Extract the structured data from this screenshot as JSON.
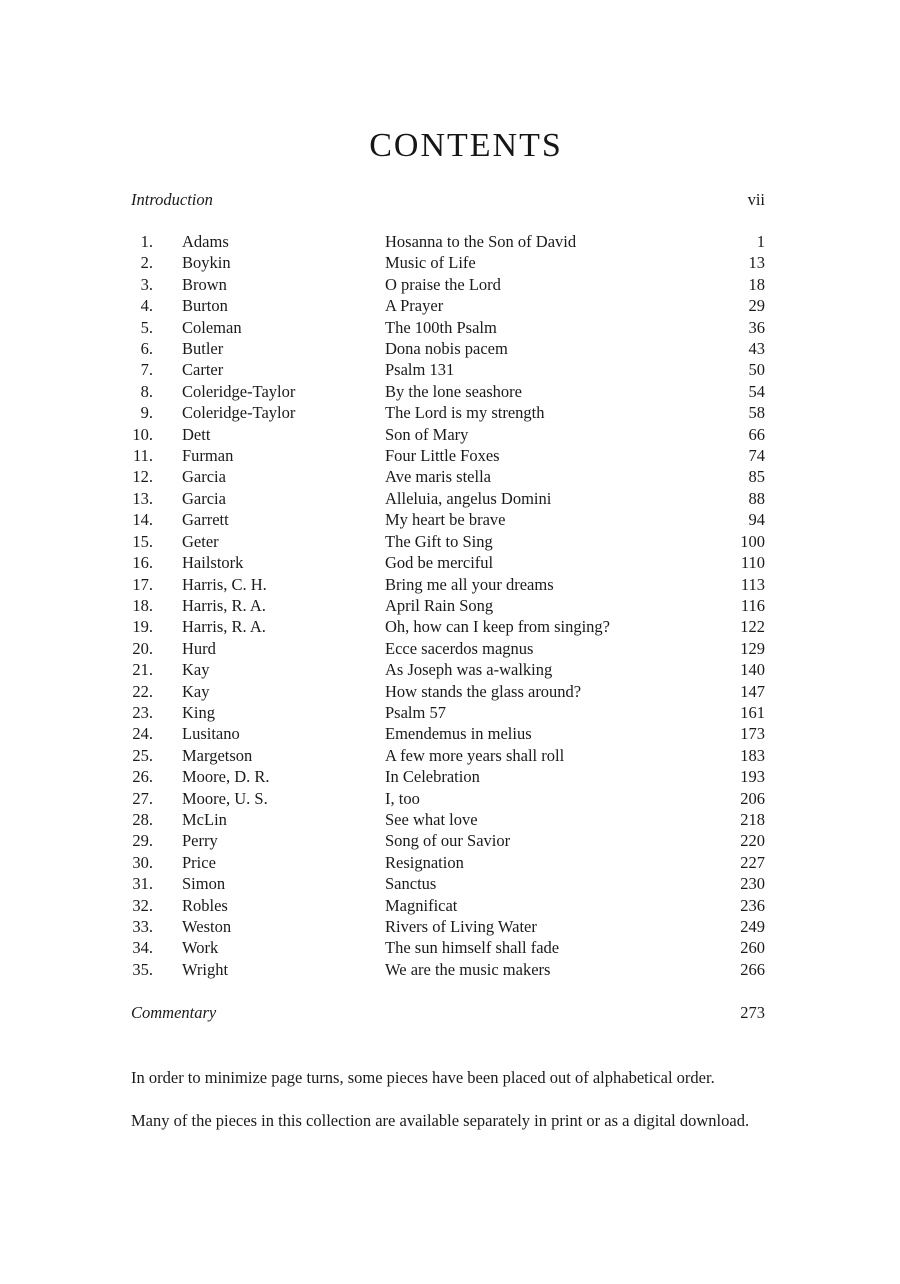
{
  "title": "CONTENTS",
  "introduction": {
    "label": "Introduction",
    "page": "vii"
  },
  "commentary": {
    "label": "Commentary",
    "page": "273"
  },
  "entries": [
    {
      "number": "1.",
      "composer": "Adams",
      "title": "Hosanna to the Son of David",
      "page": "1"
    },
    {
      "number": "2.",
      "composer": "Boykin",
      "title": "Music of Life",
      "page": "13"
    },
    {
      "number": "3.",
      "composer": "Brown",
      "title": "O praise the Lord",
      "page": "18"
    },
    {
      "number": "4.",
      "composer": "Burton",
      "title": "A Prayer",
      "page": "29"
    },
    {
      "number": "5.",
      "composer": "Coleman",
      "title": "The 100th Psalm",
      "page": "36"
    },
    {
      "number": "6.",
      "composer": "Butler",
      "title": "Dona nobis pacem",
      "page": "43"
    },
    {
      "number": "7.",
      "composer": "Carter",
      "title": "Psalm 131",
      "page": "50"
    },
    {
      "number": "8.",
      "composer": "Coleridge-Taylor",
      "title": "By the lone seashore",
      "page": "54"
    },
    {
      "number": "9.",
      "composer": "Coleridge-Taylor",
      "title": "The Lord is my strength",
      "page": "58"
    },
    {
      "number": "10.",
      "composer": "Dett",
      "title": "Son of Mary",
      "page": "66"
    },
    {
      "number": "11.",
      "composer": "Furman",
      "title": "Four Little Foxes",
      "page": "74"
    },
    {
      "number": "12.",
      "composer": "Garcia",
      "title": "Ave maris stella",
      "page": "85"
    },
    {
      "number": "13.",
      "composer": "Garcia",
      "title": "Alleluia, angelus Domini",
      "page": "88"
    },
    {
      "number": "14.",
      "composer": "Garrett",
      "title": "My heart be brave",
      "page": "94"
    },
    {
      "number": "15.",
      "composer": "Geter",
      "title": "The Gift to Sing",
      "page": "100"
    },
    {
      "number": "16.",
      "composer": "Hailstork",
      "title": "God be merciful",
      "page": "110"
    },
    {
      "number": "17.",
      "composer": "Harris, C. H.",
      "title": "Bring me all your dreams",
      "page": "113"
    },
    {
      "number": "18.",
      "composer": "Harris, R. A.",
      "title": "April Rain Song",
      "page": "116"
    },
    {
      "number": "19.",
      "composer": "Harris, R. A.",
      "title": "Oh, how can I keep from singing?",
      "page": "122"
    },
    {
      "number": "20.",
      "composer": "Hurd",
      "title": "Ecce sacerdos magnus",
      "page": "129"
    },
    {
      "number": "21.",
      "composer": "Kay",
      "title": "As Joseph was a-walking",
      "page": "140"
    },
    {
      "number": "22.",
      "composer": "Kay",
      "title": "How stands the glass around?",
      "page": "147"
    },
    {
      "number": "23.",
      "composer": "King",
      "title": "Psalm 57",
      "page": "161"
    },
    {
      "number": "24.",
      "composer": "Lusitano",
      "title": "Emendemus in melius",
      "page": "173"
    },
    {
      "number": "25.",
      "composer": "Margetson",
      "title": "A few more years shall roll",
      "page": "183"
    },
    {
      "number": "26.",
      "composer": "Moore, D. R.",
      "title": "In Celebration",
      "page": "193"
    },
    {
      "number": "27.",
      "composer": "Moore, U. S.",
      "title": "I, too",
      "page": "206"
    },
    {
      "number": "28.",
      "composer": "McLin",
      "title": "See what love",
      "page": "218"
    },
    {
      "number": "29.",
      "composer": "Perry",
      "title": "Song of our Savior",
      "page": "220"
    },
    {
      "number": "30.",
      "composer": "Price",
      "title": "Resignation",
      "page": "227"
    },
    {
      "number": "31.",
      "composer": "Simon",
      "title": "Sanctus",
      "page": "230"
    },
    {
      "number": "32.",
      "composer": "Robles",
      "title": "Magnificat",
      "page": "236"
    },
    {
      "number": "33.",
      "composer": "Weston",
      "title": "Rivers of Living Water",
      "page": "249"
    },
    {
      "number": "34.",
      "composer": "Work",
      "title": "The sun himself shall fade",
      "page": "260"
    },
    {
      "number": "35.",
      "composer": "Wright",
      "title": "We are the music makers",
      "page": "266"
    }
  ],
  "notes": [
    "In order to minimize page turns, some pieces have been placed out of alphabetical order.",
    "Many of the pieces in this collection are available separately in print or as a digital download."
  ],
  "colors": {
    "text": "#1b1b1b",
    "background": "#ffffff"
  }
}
* * *
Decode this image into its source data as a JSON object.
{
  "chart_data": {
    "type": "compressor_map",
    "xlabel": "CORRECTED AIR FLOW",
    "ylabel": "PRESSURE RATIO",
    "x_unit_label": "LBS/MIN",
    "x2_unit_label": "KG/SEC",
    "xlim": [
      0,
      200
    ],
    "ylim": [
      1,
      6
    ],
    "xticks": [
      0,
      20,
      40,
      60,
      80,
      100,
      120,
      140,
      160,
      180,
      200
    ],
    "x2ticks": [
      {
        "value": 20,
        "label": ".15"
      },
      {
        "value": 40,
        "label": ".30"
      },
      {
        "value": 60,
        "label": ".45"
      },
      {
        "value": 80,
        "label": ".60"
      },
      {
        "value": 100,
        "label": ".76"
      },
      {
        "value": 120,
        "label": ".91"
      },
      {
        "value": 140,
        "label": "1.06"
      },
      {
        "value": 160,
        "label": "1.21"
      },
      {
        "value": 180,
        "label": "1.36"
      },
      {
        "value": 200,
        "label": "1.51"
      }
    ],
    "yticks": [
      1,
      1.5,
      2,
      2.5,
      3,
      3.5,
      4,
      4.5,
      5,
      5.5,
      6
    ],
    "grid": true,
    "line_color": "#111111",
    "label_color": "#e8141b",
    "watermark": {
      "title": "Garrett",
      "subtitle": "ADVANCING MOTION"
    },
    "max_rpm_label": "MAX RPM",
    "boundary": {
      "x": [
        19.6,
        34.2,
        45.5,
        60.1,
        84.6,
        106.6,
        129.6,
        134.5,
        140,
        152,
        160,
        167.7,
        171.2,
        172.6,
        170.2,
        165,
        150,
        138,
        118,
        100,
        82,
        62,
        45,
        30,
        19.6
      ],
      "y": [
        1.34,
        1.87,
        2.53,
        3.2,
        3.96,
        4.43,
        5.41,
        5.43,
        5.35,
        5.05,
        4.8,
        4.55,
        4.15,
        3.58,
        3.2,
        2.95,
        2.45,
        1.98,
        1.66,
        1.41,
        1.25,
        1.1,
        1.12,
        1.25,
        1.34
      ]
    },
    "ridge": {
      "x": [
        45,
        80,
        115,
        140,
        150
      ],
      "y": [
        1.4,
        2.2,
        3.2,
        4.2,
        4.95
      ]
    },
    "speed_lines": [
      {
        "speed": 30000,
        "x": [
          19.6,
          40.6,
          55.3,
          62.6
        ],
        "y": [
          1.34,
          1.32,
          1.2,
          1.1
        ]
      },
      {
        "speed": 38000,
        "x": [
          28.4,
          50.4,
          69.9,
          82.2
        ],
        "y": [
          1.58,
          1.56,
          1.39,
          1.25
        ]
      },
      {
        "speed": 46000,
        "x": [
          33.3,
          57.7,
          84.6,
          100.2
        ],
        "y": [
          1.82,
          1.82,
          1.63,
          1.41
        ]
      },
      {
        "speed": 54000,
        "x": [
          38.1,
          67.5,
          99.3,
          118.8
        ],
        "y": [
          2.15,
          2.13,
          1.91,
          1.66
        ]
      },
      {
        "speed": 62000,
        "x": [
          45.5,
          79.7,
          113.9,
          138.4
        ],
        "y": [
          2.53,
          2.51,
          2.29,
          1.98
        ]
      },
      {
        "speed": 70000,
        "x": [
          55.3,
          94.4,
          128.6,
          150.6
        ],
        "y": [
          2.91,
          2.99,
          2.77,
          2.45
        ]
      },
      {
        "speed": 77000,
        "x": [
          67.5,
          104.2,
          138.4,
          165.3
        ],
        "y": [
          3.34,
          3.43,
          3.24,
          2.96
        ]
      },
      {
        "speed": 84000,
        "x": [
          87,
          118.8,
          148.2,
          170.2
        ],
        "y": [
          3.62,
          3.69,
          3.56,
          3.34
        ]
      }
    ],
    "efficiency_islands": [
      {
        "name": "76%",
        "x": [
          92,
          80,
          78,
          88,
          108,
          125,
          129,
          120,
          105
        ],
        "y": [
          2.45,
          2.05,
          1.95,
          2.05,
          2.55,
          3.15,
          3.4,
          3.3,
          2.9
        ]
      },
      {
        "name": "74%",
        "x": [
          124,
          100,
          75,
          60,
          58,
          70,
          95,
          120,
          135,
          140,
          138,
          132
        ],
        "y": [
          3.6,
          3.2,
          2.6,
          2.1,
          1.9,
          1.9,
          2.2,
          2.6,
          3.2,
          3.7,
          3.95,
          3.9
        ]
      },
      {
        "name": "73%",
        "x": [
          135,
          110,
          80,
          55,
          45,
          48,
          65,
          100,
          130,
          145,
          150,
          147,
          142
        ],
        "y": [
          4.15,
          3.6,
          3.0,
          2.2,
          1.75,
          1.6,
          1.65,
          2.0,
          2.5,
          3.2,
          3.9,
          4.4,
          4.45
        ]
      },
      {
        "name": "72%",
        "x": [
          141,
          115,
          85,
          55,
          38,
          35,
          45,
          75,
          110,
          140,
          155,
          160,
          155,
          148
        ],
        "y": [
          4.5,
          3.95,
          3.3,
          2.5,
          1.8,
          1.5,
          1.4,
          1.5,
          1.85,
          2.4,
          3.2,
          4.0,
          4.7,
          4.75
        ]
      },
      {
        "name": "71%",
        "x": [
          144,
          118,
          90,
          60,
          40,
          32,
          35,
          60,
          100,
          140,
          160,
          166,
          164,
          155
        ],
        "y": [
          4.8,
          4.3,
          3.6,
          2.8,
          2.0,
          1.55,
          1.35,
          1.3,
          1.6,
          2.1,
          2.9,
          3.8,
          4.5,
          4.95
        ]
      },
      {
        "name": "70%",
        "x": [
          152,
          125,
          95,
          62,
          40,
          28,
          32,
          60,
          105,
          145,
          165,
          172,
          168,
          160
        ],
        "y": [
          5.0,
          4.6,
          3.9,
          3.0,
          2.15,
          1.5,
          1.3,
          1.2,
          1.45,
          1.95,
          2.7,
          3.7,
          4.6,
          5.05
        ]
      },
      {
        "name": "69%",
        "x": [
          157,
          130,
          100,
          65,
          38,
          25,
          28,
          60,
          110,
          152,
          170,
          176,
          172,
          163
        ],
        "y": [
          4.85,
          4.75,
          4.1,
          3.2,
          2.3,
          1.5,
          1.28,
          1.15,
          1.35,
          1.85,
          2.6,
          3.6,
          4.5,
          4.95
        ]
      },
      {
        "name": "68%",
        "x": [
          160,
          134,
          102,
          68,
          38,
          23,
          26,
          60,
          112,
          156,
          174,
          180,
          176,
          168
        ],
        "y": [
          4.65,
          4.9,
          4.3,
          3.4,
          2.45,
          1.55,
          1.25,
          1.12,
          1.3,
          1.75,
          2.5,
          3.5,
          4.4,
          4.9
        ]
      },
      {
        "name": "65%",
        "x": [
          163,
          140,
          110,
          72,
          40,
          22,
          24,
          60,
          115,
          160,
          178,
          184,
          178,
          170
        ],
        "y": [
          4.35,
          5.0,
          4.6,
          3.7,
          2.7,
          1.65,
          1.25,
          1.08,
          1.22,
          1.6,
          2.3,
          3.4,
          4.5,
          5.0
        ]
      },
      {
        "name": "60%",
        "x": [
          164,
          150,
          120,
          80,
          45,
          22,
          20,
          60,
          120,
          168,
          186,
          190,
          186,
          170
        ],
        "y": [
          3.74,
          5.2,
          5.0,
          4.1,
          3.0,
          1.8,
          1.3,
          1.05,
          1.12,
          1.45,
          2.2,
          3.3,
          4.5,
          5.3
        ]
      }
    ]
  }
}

STATED EXERCISE: Using the records above, gather all lines where the string "name" is present.

ANSWER TO THIS EXERCISE:
        "name": "76%",
        "name": "74%",
        "name": "73%",
        "name": "72%",
        "name": "71%",
        "name": "70%",
        "name": "69%",
        "name": "68%",
        "name": "65%",
        "name": "60%",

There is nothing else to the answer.